Description of the task: Extract every line of the material that holds the string "Letter".

Records for processing:
###

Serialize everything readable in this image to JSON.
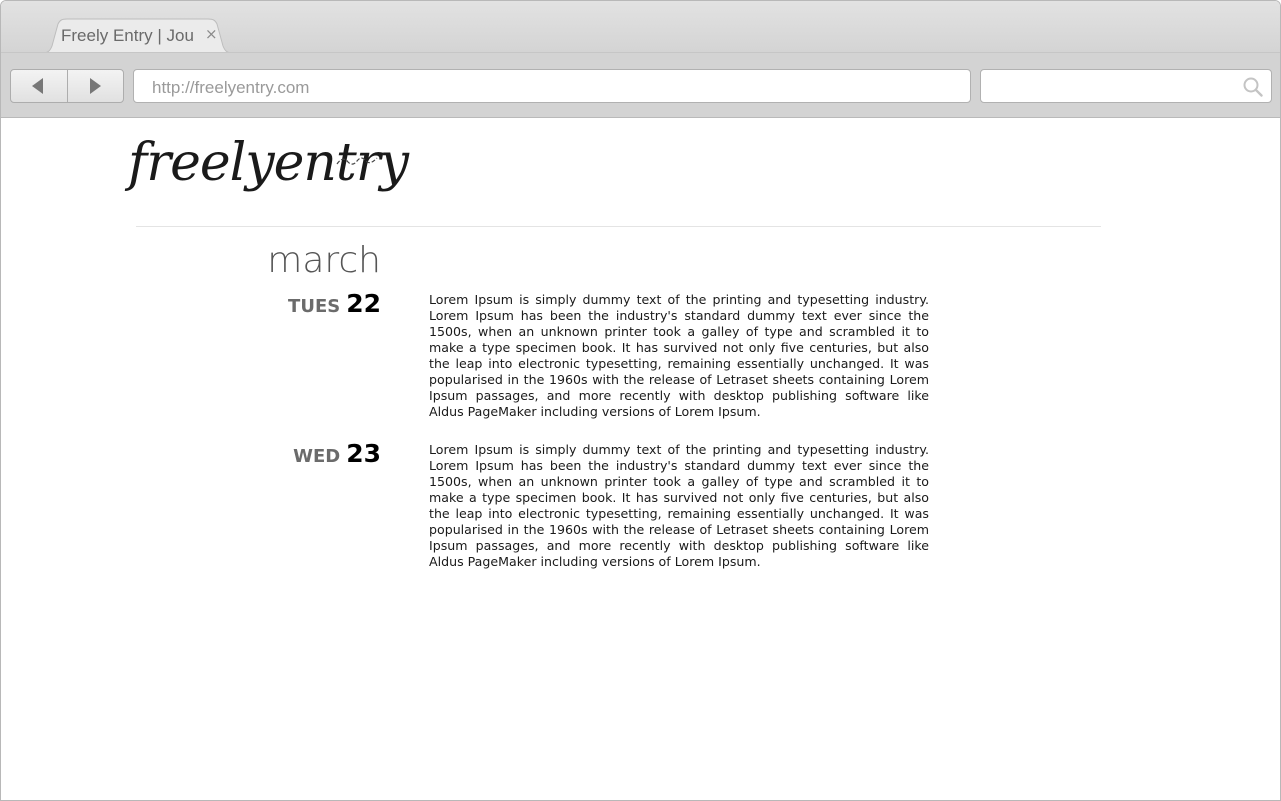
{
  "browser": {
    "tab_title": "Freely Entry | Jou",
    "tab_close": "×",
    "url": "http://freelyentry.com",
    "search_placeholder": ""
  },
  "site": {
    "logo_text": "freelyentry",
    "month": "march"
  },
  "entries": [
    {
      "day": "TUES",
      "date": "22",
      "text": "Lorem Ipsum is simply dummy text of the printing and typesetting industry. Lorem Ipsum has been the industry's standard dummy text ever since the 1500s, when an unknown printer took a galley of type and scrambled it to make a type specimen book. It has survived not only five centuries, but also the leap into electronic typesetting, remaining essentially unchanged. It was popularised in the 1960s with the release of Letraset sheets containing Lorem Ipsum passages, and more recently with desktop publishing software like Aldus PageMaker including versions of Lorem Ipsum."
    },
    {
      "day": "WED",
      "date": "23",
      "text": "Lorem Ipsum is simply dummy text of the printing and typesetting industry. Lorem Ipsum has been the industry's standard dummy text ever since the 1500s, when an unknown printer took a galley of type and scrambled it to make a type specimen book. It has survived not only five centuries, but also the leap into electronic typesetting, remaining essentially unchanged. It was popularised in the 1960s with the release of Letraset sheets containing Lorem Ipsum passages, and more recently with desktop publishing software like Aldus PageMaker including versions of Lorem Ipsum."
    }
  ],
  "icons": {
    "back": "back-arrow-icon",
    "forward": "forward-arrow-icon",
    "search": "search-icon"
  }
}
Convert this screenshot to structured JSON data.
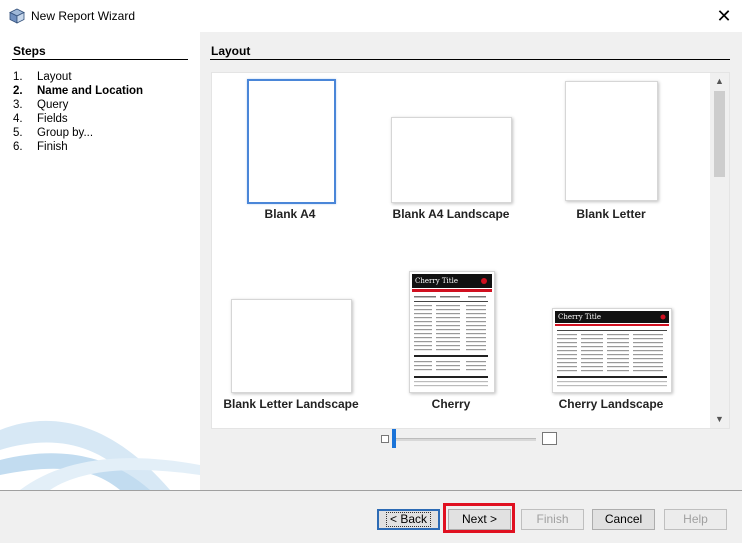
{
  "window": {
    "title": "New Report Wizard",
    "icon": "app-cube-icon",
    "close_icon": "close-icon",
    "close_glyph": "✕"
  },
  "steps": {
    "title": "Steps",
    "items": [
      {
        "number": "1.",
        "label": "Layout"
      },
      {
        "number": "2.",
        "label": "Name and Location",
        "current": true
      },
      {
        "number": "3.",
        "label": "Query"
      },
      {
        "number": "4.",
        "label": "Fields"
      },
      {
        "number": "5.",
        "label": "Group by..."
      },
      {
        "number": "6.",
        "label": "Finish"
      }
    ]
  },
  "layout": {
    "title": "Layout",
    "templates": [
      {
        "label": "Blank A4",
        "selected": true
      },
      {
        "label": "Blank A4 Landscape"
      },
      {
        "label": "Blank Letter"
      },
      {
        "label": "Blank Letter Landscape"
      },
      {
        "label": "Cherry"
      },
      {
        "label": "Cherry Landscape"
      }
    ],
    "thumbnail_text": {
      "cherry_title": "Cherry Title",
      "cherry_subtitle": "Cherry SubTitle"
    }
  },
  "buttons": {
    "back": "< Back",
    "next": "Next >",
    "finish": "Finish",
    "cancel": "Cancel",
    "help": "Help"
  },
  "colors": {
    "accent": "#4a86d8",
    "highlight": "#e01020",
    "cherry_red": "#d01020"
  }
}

###

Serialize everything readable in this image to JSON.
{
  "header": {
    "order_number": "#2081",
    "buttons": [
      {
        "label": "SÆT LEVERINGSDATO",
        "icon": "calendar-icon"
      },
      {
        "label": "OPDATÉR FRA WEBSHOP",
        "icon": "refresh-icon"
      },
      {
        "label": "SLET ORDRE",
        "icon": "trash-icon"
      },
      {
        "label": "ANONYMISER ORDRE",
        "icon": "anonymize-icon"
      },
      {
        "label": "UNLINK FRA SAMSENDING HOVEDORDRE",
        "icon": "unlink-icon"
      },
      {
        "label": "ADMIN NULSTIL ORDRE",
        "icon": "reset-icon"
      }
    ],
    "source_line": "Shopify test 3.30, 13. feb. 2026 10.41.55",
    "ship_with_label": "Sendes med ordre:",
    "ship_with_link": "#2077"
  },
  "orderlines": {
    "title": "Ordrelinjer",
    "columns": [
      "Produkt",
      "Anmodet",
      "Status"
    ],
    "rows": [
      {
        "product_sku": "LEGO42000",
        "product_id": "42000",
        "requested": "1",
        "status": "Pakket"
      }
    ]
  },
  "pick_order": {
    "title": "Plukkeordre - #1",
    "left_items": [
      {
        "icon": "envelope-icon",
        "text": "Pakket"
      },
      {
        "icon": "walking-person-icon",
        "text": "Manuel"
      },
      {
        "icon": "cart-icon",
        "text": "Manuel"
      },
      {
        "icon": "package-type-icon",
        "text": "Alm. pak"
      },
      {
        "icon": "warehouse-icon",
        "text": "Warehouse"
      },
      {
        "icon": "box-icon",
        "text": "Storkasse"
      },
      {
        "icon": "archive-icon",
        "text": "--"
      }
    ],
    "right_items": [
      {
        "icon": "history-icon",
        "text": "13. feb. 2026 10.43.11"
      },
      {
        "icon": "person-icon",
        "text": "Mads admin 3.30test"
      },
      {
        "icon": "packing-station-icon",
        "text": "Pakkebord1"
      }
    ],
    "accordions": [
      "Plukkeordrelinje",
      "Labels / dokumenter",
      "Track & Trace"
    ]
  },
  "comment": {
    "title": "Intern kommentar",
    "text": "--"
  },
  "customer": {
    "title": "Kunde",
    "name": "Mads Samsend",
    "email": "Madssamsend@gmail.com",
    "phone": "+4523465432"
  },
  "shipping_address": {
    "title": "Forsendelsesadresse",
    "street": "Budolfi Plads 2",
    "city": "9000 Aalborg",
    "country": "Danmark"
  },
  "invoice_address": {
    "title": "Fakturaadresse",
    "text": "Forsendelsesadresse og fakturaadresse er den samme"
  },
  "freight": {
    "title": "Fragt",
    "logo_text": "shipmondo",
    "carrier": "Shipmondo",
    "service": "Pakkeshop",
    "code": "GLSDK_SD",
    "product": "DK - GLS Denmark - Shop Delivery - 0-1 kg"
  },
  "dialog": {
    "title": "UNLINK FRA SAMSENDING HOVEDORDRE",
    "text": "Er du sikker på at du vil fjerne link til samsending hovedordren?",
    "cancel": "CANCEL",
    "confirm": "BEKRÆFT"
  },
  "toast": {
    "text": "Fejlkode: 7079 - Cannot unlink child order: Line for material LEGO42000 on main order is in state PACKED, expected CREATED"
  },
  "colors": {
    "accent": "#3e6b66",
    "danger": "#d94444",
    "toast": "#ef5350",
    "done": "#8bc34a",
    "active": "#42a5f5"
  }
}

###

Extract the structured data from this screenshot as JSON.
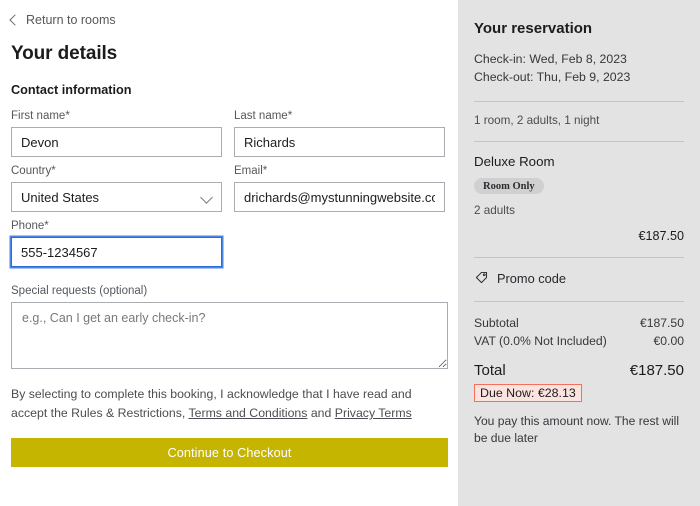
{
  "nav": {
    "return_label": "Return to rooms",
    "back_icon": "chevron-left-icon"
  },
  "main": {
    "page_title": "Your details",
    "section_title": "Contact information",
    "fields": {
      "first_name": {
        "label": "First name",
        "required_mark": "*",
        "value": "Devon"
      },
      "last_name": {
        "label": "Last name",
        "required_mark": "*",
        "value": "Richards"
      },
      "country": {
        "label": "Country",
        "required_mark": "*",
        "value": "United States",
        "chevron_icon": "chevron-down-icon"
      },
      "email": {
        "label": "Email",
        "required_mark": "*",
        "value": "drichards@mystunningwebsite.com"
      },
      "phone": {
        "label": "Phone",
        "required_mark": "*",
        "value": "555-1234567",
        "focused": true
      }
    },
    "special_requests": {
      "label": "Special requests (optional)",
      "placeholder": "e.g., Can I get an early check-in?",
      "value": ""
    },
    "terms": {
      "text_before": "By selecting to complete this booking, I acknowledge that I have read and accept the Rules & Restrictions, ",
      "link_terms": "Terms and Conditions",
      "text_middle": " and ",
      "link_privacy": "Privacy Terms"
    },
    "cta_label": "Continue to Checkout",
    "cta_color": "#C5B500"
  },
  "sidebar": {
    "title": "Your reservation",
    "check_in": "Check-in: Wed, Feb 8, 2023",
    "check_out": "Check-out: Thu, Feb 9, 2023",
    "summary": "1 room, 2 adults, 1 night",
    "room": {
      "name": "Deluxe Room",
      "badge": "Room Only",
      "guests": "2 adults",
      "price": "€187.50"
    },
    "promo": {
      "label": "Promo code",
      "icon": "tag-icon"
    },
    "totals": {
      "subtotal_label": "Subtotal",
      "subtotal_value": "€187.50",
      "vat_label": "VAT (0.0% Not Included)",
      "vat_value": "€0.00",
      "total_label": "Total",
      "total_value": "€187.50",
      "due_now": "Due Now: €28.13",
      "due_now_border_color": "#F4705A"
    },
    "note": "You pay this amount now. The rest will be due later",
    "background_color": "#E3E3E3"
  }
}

###

Result of the exercise:
        "label": "Blank Letter"
        "label": "Blank Letter Landscape"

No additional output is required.